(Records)

= = =

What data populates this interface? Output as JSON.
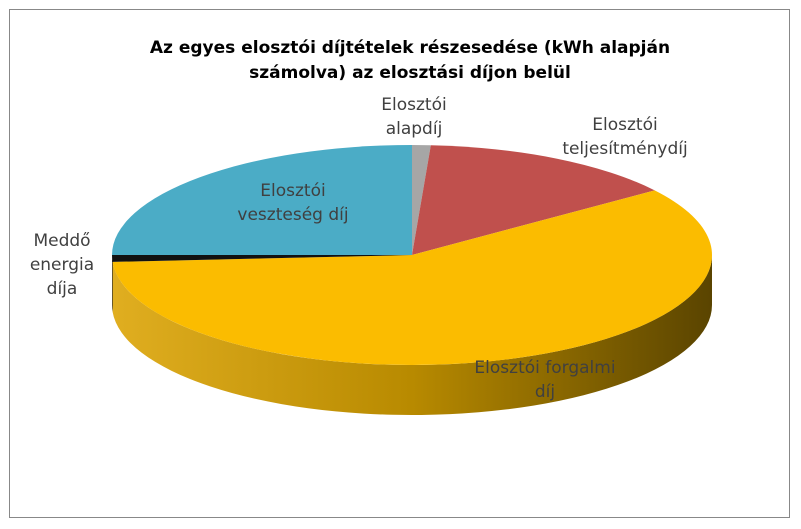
{
  "chart_data": {
    "type": "pie3d",
    "title": "Az egyes elosztói díjtételek részesedése (kWh alapján számolva) az elosztási díjon belül",
    "categories": [
      "Elosztói alapdíj",
      "Elosztói teljesítménydíj",
      "Elosztói forgalmi díj",
      "Meddő energia díja",
      "Elosztói veszteség díj"
    ],
    "values": [
      1,
      14,
      59,
      1,
      25
    ],
    "colors": [
      "#a6a6a6",
      "#c0504d",
      "#fbbc00",
      "#111111",
      "#4bacc6"
    ]
  }
}
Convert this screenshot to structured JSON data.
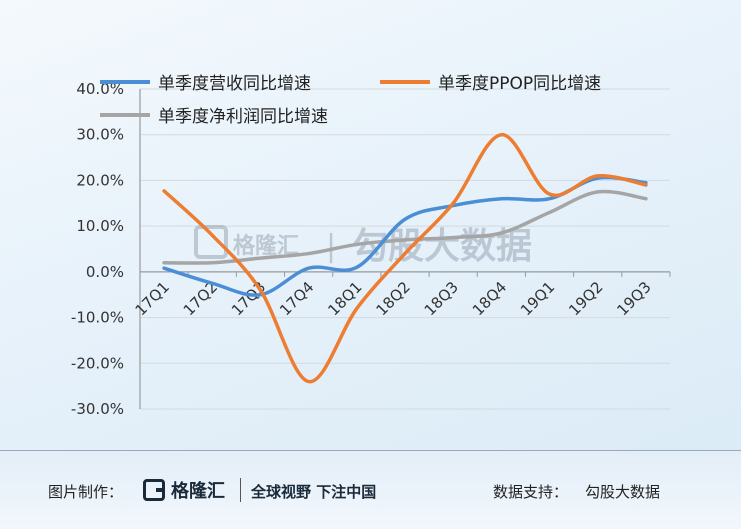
{
  "chart_data": {
    "type": "line",
    "categories": [
      "17Q1",
      "17Q2",
      "17Q3",
      "17Q4",
      "18Q1",
      "18Q2",
      "18Q3",
      "18Q4",
      "19Q1",
      "19Q2",
      "19Q3"
    ],
    "series": [
      {
        "name": "单季度营收同比增速",
        "color": "#4a8fd6",
        "values": [
          0.8,
          -2.5,
          -5.0,
          0.8,
          1.0,
          11.5,
          14.5,
          16.0,
          16.0,
          20.5,
          19.5
        ]
      },
      {
        "name": "单季度PPOP同比增速",
        "color": "#ed7d31",
        "values": [
          17.7,
          8.0,
          -4.0,
          -24.0,
          -8.0,
          4.0,
          15.0,
          30.0,
          17.0,
          21.0,
          19.0
        ]
      },
      {
        "name": "单季度净利润同比增速",
        "color": "#a5a5a5",
        "values": [
          2.0,
          2.0,
          3.0,
          4.0,
          6.0,
          7.0,
          7.5,
          8.5,
          13.0,
          17.5,
          16.0
        ]
      }
    ],
    "y_ticks": [
      "40.0%",
      "30.0%",
      "20.0%",
      "10.0%",
      "0.0%",
      "-10.0%",
      "-20.0%",
      "-30.0%"
    ],
    "ylim": [
      -30,
      40
    ],
    "grid": true,
    "legend_position": "top"
  },
  "watermark": {
    "logo_text": "格隆汇",
    "divider": "|",
    "brand": "勾股大数据"
  },
  "footer": {
    "credit_label": "图片制作：",
    "logo_text": "格隆汇",
    "slogan": "全球视野 下注中国",
    "support_label": "数据支持：",
    "support_value": "勾股大数据"
  }
}
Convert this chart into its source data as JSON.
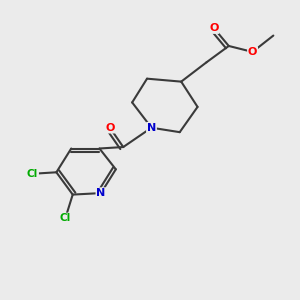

= = =

- _Task requirements_
Print the records above exactly as they stand, but leave out the pictures.

- _Result of the exercise_
What data populates this interface? Output as JSON.
{
  "chart_data": {
    "type": "pie3d",
    "title": "Az egyes elosztói díjtételek részesedése (kWh alapján számolva) az elosztási díjon belül",
    "categories": [
      "Elosztói alapdíj",
      "Elosztói teljesítménydíj",
      "Elosztói forgalmi díj",
      "Meddő energia díja",
      "Elosztói veszteség díj"
    ],
    "values": [
      1,
      14,
      59,
      1,
      25
    ],
    "colors": [
      "#a6a6a6",
      "#c0504d",
      "#fbbc00",
      "#111111",
      "#4bacc6"
    ]
  }
}
Convert this screenshot to structured JSON data.
{
  "chart_data": {
    "type": "line",
    "categories": [
      "17Q1",
      "17Q2",
      "17Q3",
      "17Q4",
      "18Q1",
      "18Q2",
      "18Q3",
      "18Q4",
      "19Q1",
      "19Q2",
      "19Q3"
    ],
    "series": [
      {
        "name": "单季度营收同比增速",
        "color": "#4a8fd6",
        "values": [
          0.8,
          -2.5,
          -5.0,
          0.8,
          1.0,
          11.5,
          14.5,
          16.0,
          16.0,
          20.5,
          19.5
        ]
      },
      {
        "name": "单季度PPOP同比增速",
        "color": "#ed7d31",
        "values": [
          17.7,
          8.0,
          -4.0,
          -24.0,
          -8.0,
          4.0,
          15.0,
          30.0,
          17.0,
          21.0,
          19.0
        ]
      },
      {
        "name": "单季度净利润同比增速",
        "color": "#a5a5a5",
        "values": [
          2.0,
          2.0,
          3.0,
          4.0,
          6.0,
          7.0,
          7.5,
          8.5,
          13.0,
          17.5,
          16.0
        ]
      }
    ],
    "y_ticks": [
      "40.0%",
      "30.0%",
      "20.0%",
      "10.0%",
      "0.0%",
      "-10.0%",
      "-20.0%",
      "-30.0%"
    ],
    "ylim": [
      -30,
      40
    ],
    "grid": true,
    "legend_position": "top"
  },
  "watermark": {
    "logo_text": "格隆汇",
    "divider": "|",
    "brand": "勾股大数据"
  },
  "footer": {
    "credit_label": "图片制作：",
    "logo_text": "格隆汇",
    "slogan": "全球视野 下注中国",
    "support_label": "数据支持：",
    "support_value": "勾股大数据"
  }
}
Convert this chart into its source data as JSON.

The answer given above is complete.